▸ Job:
Tally how many lines of these entries hold the string "this". Return the number alone.

▸ Data:
◆ ◆ ◆ ◆

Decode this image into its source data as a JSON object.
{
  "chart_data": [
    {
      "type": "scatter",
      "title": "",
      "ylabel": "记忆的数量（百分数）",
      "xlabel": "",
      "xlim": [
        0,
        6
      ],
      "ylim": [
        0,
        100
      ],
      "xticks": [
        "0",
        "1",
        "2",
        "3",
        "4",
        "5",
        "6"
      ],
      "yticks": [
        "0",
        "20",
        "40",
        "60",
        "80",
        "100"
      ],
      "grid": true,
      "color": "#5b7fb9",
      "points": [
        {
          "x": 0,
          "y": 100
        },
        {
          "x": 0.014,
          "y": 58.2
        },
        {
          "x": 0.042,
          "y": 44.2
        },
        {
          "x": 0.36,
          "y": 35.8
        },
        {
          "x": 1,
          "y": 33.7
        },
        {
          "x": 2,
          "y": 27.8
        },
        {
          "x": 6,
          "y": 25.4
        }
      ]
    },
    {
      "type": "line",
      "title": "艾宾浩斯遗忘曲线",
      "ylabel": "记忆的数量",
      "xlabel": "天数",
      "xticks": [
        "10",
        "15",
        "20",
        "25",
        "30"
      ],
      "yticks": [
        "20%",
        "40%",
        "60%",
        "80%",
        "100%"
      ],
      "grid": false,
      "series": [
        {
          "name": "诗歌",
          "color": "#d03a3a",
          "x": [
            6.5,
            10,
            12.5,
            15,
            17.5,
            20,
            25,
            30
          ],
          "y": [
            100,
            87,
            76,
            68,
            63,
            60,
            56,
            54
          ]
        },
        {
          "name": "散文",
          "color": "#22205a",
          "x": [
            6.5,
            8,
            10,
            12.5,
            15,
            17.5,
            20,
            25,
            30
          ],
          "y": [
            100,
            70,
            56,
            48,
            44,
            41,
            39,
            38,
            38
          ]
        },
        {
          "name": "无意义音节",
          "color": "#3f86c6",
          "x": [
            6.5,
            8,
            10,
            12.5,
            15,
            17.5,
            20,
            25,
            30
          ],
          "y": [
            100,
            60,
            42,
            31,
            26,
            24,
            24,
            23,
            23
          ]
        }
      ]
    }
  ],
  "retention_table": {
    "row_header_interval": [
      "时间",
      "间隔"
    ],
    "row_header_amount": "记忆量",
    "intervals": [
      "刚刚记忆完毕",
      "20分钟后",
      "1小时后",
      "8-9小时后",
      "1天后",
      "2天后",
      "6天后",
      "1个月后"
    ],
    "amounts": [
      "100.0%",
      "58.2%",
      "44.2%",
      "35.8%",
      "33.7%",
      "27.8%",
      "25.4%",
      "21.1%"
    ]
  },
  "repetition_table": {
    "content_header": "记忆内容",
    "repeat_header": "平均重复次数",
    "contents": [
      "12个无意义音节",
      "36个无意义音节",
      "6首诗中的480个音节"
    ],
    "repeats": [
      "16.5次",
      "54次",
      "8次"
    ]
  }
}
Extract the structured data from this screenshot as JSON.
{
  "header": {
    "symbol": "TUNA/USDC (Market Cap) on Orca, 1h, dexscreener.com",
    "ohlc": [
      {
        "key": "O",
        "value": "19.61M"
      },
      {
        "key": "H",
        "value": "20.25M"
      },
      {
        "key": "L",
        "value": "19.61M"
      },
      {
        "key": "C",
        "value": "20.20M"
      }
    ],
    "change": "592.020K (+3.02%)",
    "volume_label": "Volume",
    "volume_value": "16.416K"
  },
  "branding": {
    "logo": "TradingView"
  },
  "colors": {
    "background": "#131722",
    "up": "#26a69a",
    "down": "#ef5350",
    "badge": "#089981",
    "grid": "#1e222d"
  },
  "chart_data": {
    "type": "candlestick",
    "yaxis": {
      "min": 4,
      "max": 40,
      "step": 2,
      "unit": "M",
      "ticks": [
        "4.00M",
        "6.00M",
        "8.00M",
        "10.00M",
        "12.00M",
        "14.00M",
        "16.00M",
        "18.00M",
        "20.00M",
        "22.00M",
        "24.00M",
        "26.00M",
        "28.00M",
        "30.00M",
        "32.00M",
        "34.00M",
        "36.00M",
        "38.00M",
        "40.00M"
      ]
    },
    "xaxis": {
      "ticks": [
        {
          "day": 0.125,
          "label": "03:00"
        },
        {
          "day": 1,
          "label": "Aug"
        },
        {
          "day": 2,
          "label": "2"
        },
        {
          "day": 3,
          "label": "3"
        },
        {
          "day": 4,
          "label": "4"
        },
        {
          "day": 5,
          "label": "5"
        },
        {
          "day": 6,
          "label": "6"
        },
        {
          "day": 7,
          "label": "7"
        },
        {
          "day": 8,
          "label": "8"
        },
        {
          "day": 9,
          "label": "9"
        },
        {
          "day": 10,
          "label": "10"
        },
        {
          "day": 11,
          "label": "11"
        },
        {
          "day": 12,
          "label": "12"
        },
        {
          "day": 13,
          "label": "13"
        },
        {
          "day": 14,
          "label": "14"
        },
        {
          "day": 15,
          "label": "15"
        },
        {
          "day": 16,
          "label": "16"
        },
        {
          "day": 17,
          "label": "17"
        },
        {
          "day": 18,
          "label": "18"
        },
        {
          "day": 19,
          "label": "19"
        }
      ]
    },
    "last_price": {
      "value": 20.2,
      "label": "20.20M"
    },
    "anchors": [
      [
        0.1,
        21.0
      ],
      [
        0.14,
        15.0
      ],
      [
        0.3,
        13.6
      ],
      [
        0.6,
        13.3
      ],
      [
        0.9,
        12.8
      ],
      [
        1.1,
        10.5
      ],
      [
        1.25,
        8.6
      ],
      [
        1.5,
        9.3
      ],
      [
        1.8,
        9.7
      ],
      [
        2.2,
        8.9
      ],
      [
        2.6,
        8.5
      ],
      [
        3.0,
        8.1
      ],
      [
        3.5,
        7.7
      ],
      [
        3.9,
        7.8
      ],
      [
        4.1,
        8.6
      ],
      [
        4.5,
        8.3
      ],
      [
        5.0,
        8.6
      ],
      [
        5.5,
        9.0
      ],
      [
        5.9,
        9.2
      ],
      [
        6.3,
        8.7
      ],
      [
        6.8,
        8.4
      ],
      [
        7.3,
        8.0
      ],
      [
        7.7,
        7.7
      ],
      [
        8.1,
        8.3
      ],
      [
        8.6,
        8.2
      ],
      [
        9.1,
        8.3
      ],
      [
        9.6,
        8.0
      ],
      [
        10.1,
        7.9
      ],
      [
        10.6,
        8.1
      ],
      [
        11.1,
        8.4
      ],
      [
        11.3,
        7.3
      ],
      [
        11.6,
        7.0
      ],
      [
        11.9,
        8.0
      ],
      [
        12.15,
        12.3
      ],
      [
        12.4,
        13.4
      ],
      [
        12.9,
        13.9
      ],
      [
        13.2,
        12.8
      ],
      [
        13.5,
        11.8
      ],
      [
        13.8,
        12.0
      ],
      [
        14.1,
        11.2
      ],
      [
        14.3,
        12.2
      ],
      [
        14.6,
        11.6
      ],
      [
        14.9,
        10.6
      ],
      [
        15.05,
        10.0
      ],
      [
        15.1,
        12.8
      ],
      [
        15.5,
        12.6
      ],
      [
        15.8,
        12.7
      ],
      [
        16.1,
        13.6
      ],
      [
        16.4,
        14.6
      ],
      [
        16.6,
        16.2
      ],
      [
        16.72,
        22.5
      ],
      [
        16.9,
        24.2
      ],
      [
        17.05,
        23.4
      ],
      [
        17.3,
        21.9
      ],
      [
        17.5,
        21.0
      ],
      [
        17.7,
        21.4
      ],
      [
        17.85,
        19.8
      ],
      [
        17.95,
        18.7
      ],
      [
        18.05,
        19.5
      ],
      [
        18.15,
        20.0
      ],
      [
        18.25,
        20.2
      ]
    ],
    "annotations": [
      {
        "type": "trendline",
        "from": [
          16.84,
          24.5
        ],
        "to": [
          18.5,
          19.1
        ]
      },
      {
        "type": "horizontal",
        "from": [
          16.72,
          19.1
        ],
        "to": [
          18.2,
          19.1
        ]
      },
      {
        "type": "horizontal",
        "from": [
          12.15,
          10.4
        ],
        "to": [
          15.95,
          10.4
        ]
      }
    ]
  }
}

◆ ◆ ◆ ◆

▸ Response:
2